Dataset excerpts:
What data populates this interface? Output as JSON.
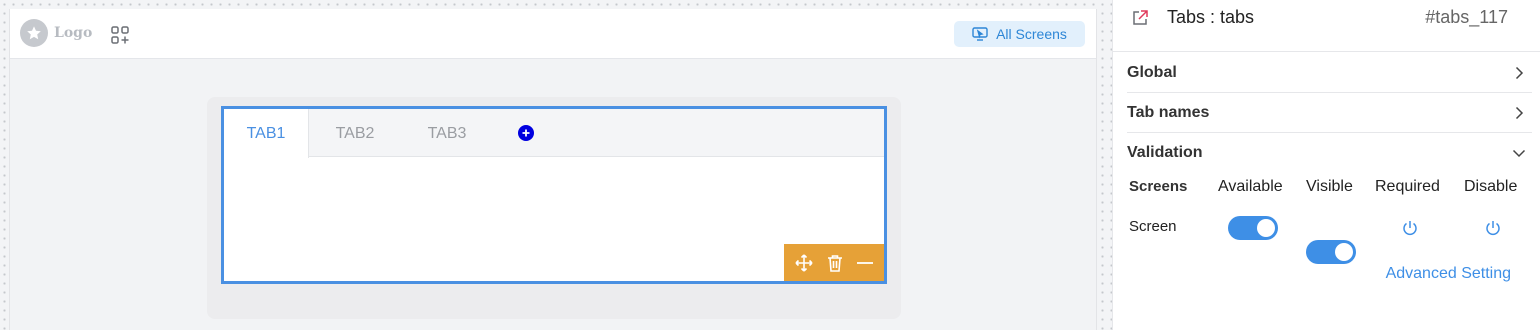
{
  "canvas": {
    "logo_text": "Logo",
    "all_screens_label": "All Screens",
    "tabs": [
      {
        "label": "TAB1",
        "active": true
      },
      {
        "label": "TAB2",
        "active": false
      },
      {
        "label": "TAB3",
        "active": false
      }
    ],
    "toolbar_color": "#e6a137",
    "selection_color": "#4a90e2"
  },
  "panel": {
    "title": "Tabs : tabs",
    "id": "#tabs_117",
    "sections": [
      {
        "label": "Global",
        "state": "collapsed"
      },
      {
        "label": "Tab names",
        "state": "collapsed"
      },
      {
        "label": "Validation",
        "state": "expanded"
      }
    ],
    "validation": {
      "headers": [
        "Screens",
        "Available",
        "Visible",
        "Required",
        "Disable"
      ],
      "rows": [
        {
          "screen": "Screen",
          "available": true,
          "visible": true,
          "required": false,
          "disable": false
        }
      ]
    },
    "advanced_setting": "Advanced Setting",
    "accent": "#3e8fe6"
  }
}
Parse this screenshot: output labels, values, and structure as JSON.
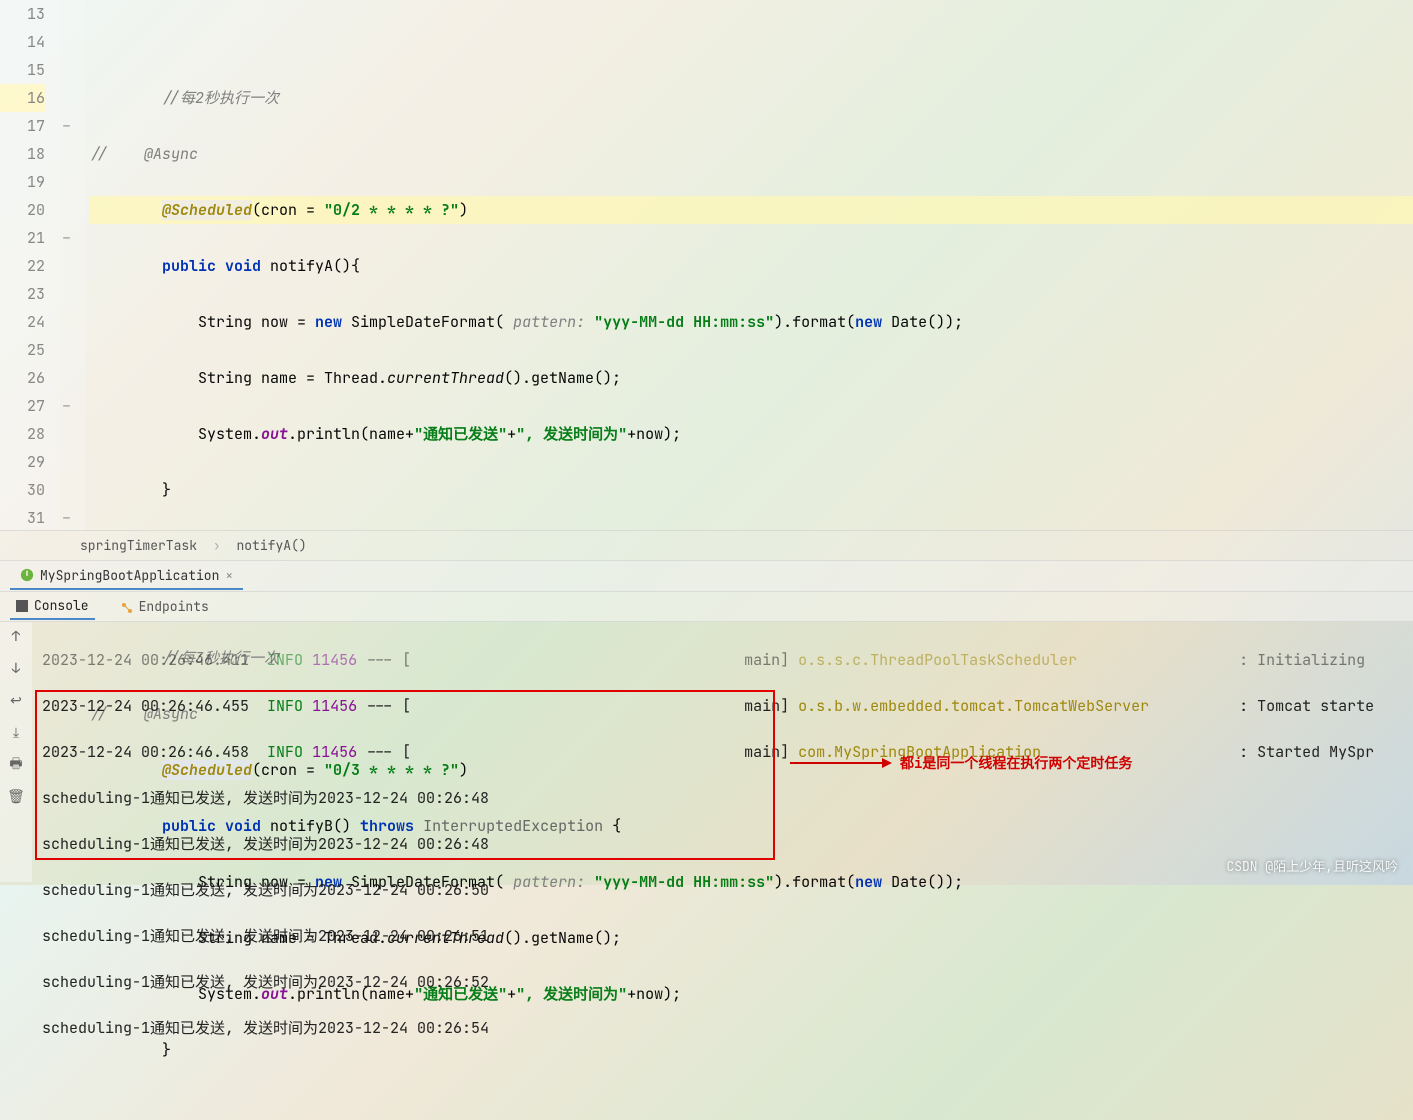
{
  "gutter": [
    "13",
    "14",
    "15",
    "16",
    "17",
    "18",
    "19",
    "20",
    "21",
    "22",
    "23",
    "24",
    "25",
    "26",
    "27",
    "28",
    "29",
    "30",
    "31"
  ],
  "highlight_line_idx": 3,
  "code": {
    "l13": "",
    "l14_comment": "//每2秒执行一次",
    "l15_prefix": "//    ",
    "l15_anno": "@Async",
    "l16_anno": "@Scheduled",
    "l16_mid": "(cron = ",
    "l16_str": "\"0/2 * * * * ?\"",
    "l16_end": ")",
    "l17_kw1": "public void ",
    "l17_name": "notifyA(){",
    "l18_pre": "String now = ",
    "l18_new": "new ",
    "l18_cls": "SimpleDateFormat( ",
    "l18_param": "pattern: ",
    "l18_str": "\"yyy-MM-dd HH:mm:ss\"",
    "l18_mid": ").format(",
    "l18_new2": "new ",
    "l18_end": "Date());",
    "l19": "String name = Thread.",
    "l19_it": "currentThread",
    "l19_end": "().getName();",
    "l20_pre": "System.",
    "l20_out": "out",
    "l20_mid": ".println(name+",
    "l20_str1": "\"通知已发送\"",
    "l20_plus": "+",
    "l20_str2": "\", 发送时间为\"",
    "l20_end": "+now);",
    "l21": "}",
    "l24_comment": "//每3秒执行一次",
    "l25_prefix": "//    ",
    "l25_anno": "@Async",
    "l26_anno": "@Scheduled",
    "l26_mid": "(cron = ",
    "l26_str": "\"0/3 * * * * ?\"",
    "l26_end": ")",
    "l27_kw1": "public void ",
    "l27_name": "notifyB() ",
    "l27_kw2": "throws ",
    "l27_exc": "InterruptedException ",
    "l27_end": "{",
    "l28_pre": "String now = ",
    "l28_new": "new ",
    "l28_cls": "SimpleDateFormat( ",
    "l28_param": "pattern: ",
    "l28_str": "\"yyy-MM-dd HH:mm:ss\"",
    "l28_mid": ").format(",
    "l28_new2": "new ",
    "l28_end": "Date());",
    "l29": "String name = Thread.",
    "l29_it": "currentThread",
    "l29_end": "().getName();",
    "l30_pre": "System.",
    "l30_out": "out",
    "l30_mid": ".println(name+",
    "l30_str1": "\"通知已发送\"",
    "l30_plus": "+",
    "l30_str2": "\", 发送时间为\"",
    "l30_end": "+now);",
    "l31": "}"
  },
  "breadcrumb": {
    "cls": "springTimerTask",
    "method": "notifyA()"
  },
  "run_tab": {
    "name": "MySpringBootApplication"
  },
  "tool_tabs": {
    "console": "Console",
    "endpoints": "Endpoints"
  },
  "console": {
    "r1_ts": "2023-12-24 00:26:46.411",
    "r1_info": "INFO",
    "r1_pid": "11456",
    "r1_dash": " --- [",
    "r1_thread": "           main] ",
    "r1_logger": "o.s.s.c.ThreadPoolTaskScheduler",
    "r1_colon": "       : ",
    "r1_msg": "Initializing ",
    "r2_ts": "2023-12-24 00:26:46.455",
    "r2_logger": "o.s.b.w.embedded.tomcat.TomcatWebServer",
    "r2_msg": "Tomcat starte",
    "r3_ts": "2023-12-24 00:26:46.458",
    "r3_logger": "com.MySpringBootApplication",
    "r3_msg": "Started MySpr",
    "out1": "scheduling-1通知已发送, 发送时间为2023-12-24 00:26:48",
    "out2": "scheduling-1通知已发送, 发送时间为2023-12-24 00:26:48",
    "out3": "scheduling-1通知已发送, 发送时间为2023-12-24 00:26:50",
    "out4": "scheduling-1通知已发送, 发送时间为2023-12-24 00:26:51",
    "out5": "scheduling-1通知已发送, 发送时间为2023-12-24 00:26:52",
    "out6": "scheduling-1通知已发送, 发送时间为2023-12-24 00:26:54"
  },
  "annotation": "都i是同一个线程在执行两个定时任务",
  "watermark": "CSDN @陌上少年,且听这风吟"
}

## Given exercise
Reproduce every line of the listing above in which the string "this" appears.

## Complete response
What data populates this interface? Output as JSON.
Parse this screenshot: output labels, values, and structure as JSON.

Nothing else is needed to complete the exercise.